**WHAT IS REQUIRED:**
Each record below is to be copied word for word, with pictures removed.
+ + +
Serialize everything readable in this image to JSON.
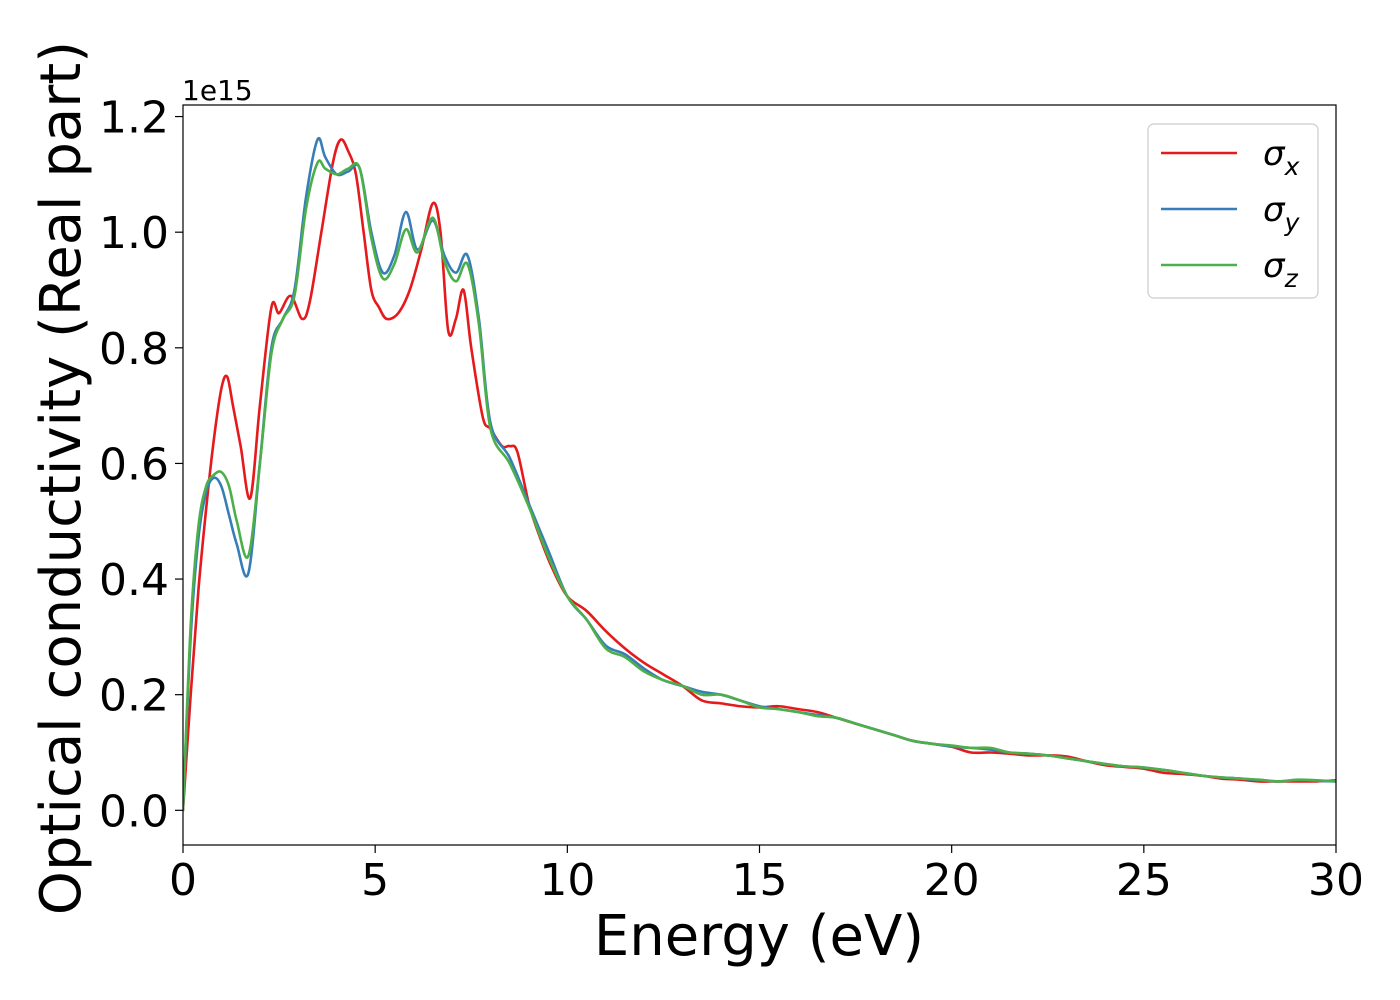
{
  "chart_data": {
    "type": "line",
    "title": "",
    "xlabel": "Energy (eV)",
    "ylabel": "Optical conductivity (Real part)",
    "y_offset_text": "1e15",
    "xlim": [
      0,
      30
    ],
    "ylim": [
      -0.06,
      1.22
    ],
    "x_ticks": [
      0,
      5,
      10,
      15,
      20,
      25,
      30
    ],
    "x_tick_labels": [
      "0",
      "5",
      "10",
      "15",
      "20",
      "25",
      "30"
    ],
    "y_ticks": [
      0.0,
      0.2,
      0.4,
      0.6,
      0.8,
      1.0,
      1.2
    ],
    "y_tick_labels": [
      "0.0",
      "0.2",
      "0.4",
      "0.6",
      "0.8",
      "1.0",
      "1.2"
    ],
    "grid": false,
    "legend_position": "top-right",
    "series": [
      {
        "name": "σx",
        "symbol": "σ",
        "subscript": "x",
        "color": "#e41a1c",
        "x": [
          0,
          0.2,
          0.4,
          0.6,
          0.8,
          1.0,
          1.15,
          1.3,
          1.5,
          1.75,
          2.0,
          2.3,
          2.5,
          2.8,
          3.1,
          3.3,
          3.6,
          3.9,
          4.1,
          4.3,
          4.5,
          4.7,
          4.9,
          5.1,
          5.3,
          5.6,
          5.9,
          6.2,
          6.5,
          6.7,
          6.9,
          7.1,
          7.3,
          7.5,
          7.8,
          8.0,
          8.3,
          8.5,
          8.7,
          9.0,
          9.3,
          9.6,
          10.0,
          10.5,
          11.0,
          11.5,
          12.0,
          12.5,
          13.0,
          13.5,
          14.0,
          14.5,
          15.0,
          15.5,
          16.0,
          16.5,
          17.0,
          17.5,
          18.0,
          18.5,
          19.0,
          19.5,
          20.0,
          20.5,
          21.0,
          21.5,
          22.0,
          22.5,
          23.0,
          23.5,
          24.0,
          24.5,
          25.0,
          25.5,
          26.0,
          26.5,
          27.0,
          27.5,
          28.0,
          28.5,
          29.0,
          29.5,
          30.0
        ],
        "y": [
          0.0,
          0.2,
          0.38,
          0.52,
          0.64,
          0.73,
          0.75,
          0.7,
          0.63,
          0.54,
          0.7,
          0.87,
          0.86,
          0.89,
          0.85,
          0.88,
          1.0,
          1.12,
          1.16,
          1.14,
          1.1,
          1.0,
          0.9,
          0.87,
          0.85,
          0.86,
          0.9,
          0.97,
          1.05,
          1.0,
          0.83,
          0.85,
          0.9,
          0.8,
          0.68,
          0.66,
          0.63,
          0.63,
          0.62,
          0.53,
          0.47,
          0.42,
          0.37,
          0.345,
          0.31,
          0.28,
          0.255,
          0.235,
          0.215,
          0.19,
          0.185,
          0.18,
          0.178,
          0.18,
          0.175,
          0.17,
          0.16,
          0.15,
          0.14,
          0.13,
          0.12,
          0.115,
          0.11,
          0.1,
          0.1,
          0.098,
          0.095,
          0.095,
          0.093,
          0.085,
          0.078,
          0.075,
          0.072,
          0.065,
          0.063,
          0.06,
          0.055,
          0.053,
          0.05,
          0.05,
          0.05,
          0.05,
          0.052
        ]
      },
      {
        "name": "σy",
        "symbol": "σ",
        "subscript": "y",
        "color": "#377eb8",
        "x": [
          0,
          0.2,
          0.4,
          0.6,
          0.8,
          1.0,
          1.2,
          1.4,
          1.7,
          2.0,
          2.3,
          2.6,
          2.9,
          3.2,
          3.5,
          3.7,
          4.0,
          4.3,
          4.6,
          4.9,
          5.2,
          5.5,
          5.8,
          6.1,
          6.5,
          6.8,
          7.1,
          7.4,
          7.7,
          8.0,
          8.5,
          9.0,
          9.5,
          10.0,
          10.5,
          11.0,
          11.5,
          12.0,
          12.5,
          13.0,
          13.5,
          14.0,
          14.5,
          15.0,
          15.5,
          16.0,
          16.5,
          17.0,
          17.5,
          18.0,
          18.5,
          19.0,
          19.5,
          20.0,
          20.5,
          21.0,
          21.5,
          22.0,
          22.5,
          23.0,
          23.5,
          24.0,
          24.5,
          25.0,
          25.5,
          26.0,
          26.5,
          27.0,
          27.5,
          28.0,
          28.5,
          29.0,
          29.5,
          30.0
        ],
        "y": [
          0.0,
          0.3,
          0.47,
          0.55,
          0.575,
          0.56,
          0.51,
          0.46,
          0.41,
          0.6,
          0.8,
          0.85,
          0.9,
          1.06,
          1.16,
          1.13,
          1.1,
          1.105,
          1.11,
          1.0,
          0.93,
          0.96,
          1.035,
          0.97,
          1.02,
          0.96,
          0.93,
          0.96,
          0.85,
          0.67,
          0.61,
          0.53,
          0.45,
          0.37,
          0.33,
          0.285,
          0.27,
          0.245,
          0.225,
          0.215,
          0.205,
          0.2,
          0.19,
          0.18,
          0.175,
          0.17,
          0.165,
          0.16,
          0.15,
          0.14,
          0.13,
          0.12,
          0.115,
          0.11,
          0.108,
          0.105,
          0.1,
          0.098,
          0.095,
          0.09,
          0.085,
          0.08,
          0.076,
          0.074,
          0.07,
          0.065,
          0.06,
          0.057,
          0.055,
          0.052,
          0.05,
          0.052,
          0.051,
          0.05
        ]
      },
      {
        "name": "σz",
        "symbol": "σ",
        "subscript": "z",
        "color": "#4daf4a",
        "x": [
          0,
          0.2,
          0.4,
          0.6,
          0.8,
          1.0,
          1.2,
          1.4,
          1.7,
          2.0,
          2.3,
          2.6,
          2.9,
          3.2,
          3.5,
          3.7,
          4.0,
          4.3,
          4.6,
          4.9,
          5.2,
          5.5,
          5.8,
          6.1,
          6.5,
          6.8,
          7.1,
          7.4,
          7.7,
          8.0,
          8.5,
          9.0,
          9.5,
          10.0,
          10.5,
          11.0,
          11.5,
          12.0,
          12.5,
          13.0,
          13.5,
          14.0,
          14.5,
          15.0,
          15.5,
          16.0,
          16.5,
          17.0,
          17.5,
          18.0,
          18.5,
          19.0,
          19.5,
          20.0,
          20.5,
          21.0,
          21.5,
          22.0,
          22.5,
          23.0,
          23.5,
          24.0,
          24.5,
          25.0,
          25.5,
          26.0,
          26.5,
          27.0,
          27.5,
          28.0,
          28.5,
          29.0,
          29.5,
          30.0
        ],
        "y": [
          0.0,
          0.32,
          0.49,
          0.56,
          0.58,
          0.585,
          0.56,
          0.5,
          0.44,
          0.6,
          0.79,
          0.85,
          0.89,
          1.04,
          1.12,
          1.11,
          1.1,
          1.11,
          1.11,
          0.99,
          0.92,
          0.945,
          1.005,
          0.965,
          1.025,
          0.95,
          0.915,
          0.945,
          0.84,
          0.66,
          0.6,
          0.525,
          0.44,
          0.37,
          0.33,
          0.28,
          0.265,
          0.24,
          0.225,
          0.215,
          0.2,
          0.2,
          0.19,
          0.178,
          0.175,
          0.17,
          0.163,
          0.16,
          0.15,
          0.14,
          0.13,
          0.12,
          0.115,
          0.112,
          0.108,
          0.108,
          0.1,
          0.098,
          0.095,
          0.09,
          0.085,
          0.08,
          0.076,
          0.074,
          0.07,
          0.065,
          0.06,
          0.057,
          0.055,
          0.053,
          0.05,
          0.053,
          0.052,
          0.05
        ]
      }
    ]
  }
}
+ + +
**TASK RESPONSE:**
Serialize everything readable in this image to JSON.
{
  "chart_data": {
    "type": "line",
    "title": "",
    "xlabel": "Energy (eV)",
    "ylabel": "Optical conductivity (Real part)",
    "y_offset_text": "1e15",
    "xlim": [
      0,
      30
    ],
    "ylim": [
      -0.06,
      1.22
    ],
    "x_ticks": [
      0,
      5,
      10,
      15,
      20,
      25,
      30
    ],
    "x_tick_labels": [
      "0",
      "5",
      "10",
      "15",
      "20",
      "25",
      "30"
    ],
    "y_ticks": [
      0.0,
      0.2,
      0.4,
      0.6,
      0.8,
      1.0,
      1.2
    ],
    "y_tick_labels": [
      "0.0",
      "0.2",
      "0.4",
      "0.6",
      "0.8",
      "1.0",
      "1.2"
    ],
    "grid": false,
    "legend_position": "top-right",
    "series": [
      {
        "name": "σx",
        "symbol": "σ",
        "subscript": "x",
        "color": "#e41a1c",
        "x": [
          0,
          0.2,
          0.4,
          0.6,
          0.8,
          1.0,
          1.15,
          1.3,
          1.5,
          1.75,
          2.0,
          2.3,
          2.5,
          2.8,
          3.1,
          3.3,
          3.6,
          3.9,
          4.1,
          4.3,
          4.5,
          4.7,
          4.9,
          5.1,
          5.3,
          5.6,
          5.9,
          6.2,
          6.5,
          6.7,
          6.9,
          7.1,
          7.3,
          7.5,
          7.8,
          8.0,
          8.3,
          8.5,
          8.7,
          9.0,
          9.3,
          9.6,
          10.0,
          10.5,
          11.0,
          11.5,
          12.0,
          12.5,
          13.0,
          13.5,
          14.0,
          14.5,
          15.0,
          15.5,
          16.0,
          16.5,
          17.0,
          17.5,
          18.0,
          18.5,
          19.0,
          19.5,
          20.0,
          20.5,
          21.0,
          21.5,
          22.0,
          22.5,
          23.0,
          23.5,
          24.0,
          24.5,
          25.0,
          25.5,
          26.0,
          26.5,
          27.0,
          27.5,
          28.0,
          28.5,
          29.0,
          29.5,
          30.0
        ],
        "y": [
          0.0,
          0.2,
          0.38,
          0.52,
          0.64,
          0.73,
          0.75,
          0.7,
          0.63,
          0.54,
          0.7,
          0.87,
          0.86,
          0.89,
          0.85,
          0.88,
          1.0,
          1.12,
          1.16,
          1.14,
          1.1,
          1.0,
          0.9,
          0.87,
          0.85,
          0.86,
          0.9,
          0.97,
          1.05,
          1.0,
          0.83,
          0.85,
          0.9,
          0.8,
          0.68,
          0.66,
          0.63,
          0.63,
          0.62,
          0.53,
          0.47,
          0.42,
          0.37,
          0.345,
          0.31,
          0.28,
          0.255,
          0.235,
          0.215,
          0.19,
          0.185,
          0.18,
          0.178,
          0.18,
          0.175,
          0.17,
          0.16,
          0.15,
          0.14,
          0.13,
          0.12,
          0.115,
          0.11,
          0.1,
          0.1,
          0.098,
          0.095,
          0.095,
          0.093,
          0.085,
          0.078,
          0.075,
          0.072,
          0.065,
          0.063,
          0.06,
          0.055,
          0.053,
          0.05,
          0.05,
          0.05,
          0.05,
          0.052
        ]
      },
      {
        "name": "σy",
        "symbol": "σ",
        "subscript": "y",
        "color": "#377eb8",
        "x": [
          0,
          0.2,
          0.4,
          0.6,
          0.8,
          1.0,
          1.2,
          1.4,
          1.7,
          2.0,
          2.3,
          2.6,
          2.9,
          3.2,
          3.5,
          3.7,
          4.0,
          4.3,
          4.6,
          4.9,
          5.2,
          5.5,
          5.8,
          6.1,
          6.5,
          6.8,
          7.1,
          7.4,
          7.7,
          8.0,
          8.5,
          9.0,
          9.5,
          10.0,
          10.5,
          11.0,
          11.5,
          12.0,
          12.5,
          13.0,
          13.5,
          14.0,
          14.5,
          15.0,
          15.5,
          16.0,
          16.5,
          17.0,
          17.5,
          18.0,
          18.5,
          19.0,
          19.5,
          20.0,
          20.5,
          21.0,
          21.5,
          22.0,
          22.5,
          23.0,
          23.5,
          24.0,
          24.5,
          25.0,
          25.5,
          26.0,
          26.5,
          27.0,
          27.5,
          28.0,
          28.5,
          29.0,
          29.5,
          30.0
        ],
        "y": [
          0.0,
          0.3,
          0.47,
          0.55,
          0.575,
          0.56,
          0.51,
          0.46,
          0.41,
          0.6,
          0.8,
          0.85,
          0.9,
          1.06,
          1.16,
          1.13,
          1.1,
          1.105,
          1.11,
          1.0,
          0.93,
          0.96,
          1.035,
          0.97,
          1.02,
          0.96,
          0.93,
          0.96,
          0.85,
          0.67,
          0.61,
          0.53,
          0.45,
          0.37,
          0.33,
          0.285,
          0.27,
          0.245,
          0.225,
          0.215,
          0.205,
          0.2,
          0.19,
          0.18,
          0.175,
          0.17,
          0.165,
          0.16,
          0.15,
          0.14,
          0.13,
          0.12,
          0.115,
          0.11,
          0.108,
          0.105,
          0.1,
          0.098,
          0.095,
          0.09,
          0.085,
          0.08,
          0.076,
          0.074,
          0.07,
          0.065,
          0.06,
          0.057,
          0.055,
          0.052,
          0.05,
          0.052,
          0.051,
          0.05
        ]
      },
      {
        "name": "σz",
        "symbol": "σ",
        "subscript": "z",
        "color": "#4daf4a",
        "x": [
          0,
          0.2,
          0.4,
          0.6,
          0.8,
          1.0,
          1.2,
          1.4,
          1.7,
          2.0,
          2.3,
          2.6,
          2.9,
          3.2,
          3.5,
          3.7,
          4.0,
          4.3,
          4.6,
          4.9,
          5.2,
          5.5,
          5.8,
          6.1,
          6.5,
          6.8,
          7.1,
          7.4,
          7.7,
          8.0,
          8.5,
          9.0,
          9.5,
          10.0,
          10.5,
          11.0,
          11.5,
          12.0,
          12.5,
          13.0,
          13.5,
          14.0,
          14.5,
          15.0,
          15.5,
          16.0,
          16.5,
          17.0,
          17.5,
          18.0,
          18.5,
          19.0,
          19.5,
          20.0,
          20.5,
          21.0,
          21.5,
          22.0,
          22.5,
          23.0,
          23.5,
          24.0,
          24.5,
          25.0,
          25.5,
          26.0,
          26.5,
          27.0,
          27.5,
          28.0,
          28.5,
          29.0,
          29.5,
          30.0
        ],
        "y": [
          0.0,
          0.32,
          0.49,
          0.56,
          0.58,
          0.585,
          0.56,
          0.5,
          0.44,
          0.6,
          0.79,
          0.85,
          0.89,
          1.04,
          1.12,
          1.11,
          1.1,
          1.11,
          1.11,
          0.99,
          0.92,
          0.945,
          1.005,
          0.965,
          1.025,
          0.95,
          0.915,
          0.945,
          0.84,
          0.66,
          0.6,
          0.525,
          0.44,
          0.37,
          0.33,
          0.28,
          0.265,
          0.24,
          0.225,
          0.215,
          0.2,
          0.2,
          0.19,
          0.178,
          0.175,
          0.17,
          0.163,
          0.16,
          0.15,
          0.14,
          0.13,
          0.12,
          0.115,
          0.112,
          0.108,
          0.108,
          0.1,
          0.098,
          0.095,
          0.09,
          0.085,
          0.08,
          0.076,
          0.074,
          0.07,
          0.065,
          0.06,
          0.057,
          0.055,
          0.053,
          0.05,
          0.053,
          0.052,
          0.05
        ]
      }
    ]
  }
}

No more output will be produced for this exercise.